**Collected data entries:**
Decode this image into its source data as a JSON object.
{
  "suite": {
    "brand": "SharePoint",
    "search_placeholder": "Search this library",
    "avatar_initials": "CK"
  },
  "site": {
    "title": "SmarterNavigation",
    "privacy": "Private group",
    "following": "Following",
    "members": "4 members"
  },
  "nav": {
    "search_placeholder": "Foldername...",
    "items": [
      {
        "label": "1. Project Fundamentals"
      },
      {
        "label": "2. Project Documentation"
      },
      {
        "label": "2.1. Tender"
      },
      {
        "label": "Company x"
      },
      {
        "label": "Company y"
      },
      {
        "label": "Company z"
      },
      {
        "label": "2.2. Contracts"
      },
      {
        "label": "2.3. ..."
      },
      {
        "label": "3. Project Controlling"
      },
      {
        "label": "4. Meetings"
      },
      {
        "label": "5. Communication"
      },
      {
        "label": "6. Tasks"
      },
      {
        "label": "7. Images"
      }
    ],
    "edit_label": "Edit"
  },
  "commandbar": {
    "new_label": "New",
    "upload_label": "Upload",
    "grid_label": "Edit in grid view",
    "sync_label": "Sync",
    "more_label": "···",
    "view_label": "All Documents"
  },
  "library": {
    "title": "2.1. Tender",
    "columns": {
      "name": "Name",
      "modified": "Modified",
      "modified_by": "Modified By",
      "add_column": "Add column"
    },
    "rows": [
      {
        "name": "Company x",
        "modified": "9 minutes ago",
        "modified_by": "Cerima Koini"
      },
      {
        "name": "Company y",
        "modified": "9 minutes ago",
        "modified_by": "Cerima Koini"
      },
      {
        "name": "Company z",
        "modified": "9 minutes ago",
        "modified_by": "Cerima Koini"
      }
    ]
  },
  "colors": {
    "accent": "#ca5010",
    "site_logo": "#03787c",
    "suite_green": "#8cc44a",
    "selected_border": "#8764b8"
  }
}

**Task brief:**
The records above should be duplicated in full, exactly as given.

**Completed task:**
Decode this image into its source data as a JSON object.
{
  "suite": {
    "brand": "SharePoint",
    "search_placeholder": "Search this library",
    "avatar_initials": "CK"
  },
  "site": {
    "title": "SmarterNavigation",
    "privacy": "Private group",
    "following": "Following",
    "members": "4 members"
  },
  "nav": {
    "search_placeholder": "Foldername...",
    "items": [
      {
        "label": "1. Project Fundamentals"
      },
      {
        "label": "2. Project Documentation"
      },
      {
        "label": "2.1. Tender"
      },
      {
        "label": "Company x"
      },
      {
        "label": "Company y"
      },
      {
        "label": "Company z"
      },
      {
        "label": "2.2. Contracts"
      },
      {
        "label": "2.3. ..."
      },
      {
        "label": "3. Project Controlling"
      },
      {
        "label": "4. Meetings"
      },
      {
        "label": "5. Communication"
      },
      {
        "label": "6. Tasks"
      },
      {
        "label": "7. Images"
      }
    ],
    "edit_label": "Edit"
  },
  "commandbar": {
    "new_label": "New",
    "upload_label": "Upload",
    "grid_label": "Edit in grid view",
    "sync_label": "Sync",
    "more_label": "···",
    "view_label": "All Documents"
  },
  "library": {
    "title": "2.1. Tender",
    "columns": {
      "name": "Name",
      "modified": "Modified",
      "modified_by": "Modified By",
      "add_column": "Add column"
    },
    "rows": [
      {
        "name": "Company x",
        "modified": "9 minutes ago",
        "modified_by": "Cerima Koini"
      },
      {
        "name": "Company y",
        "modified": "9 minutes ago",
        "modified_by": "Cerima Koini"
      },
      {
        "name": "Company z",
        "modified": "9 minutes ago",
        "modified_by": "Cerima Koini"
      }
    ]
  },
  "colors": {
    "accent": "#ca5010",
    "site_logo": "#03787c",
    "suite_green": "#8cc44a",
    "selected_border": "#8764b8"
  }
}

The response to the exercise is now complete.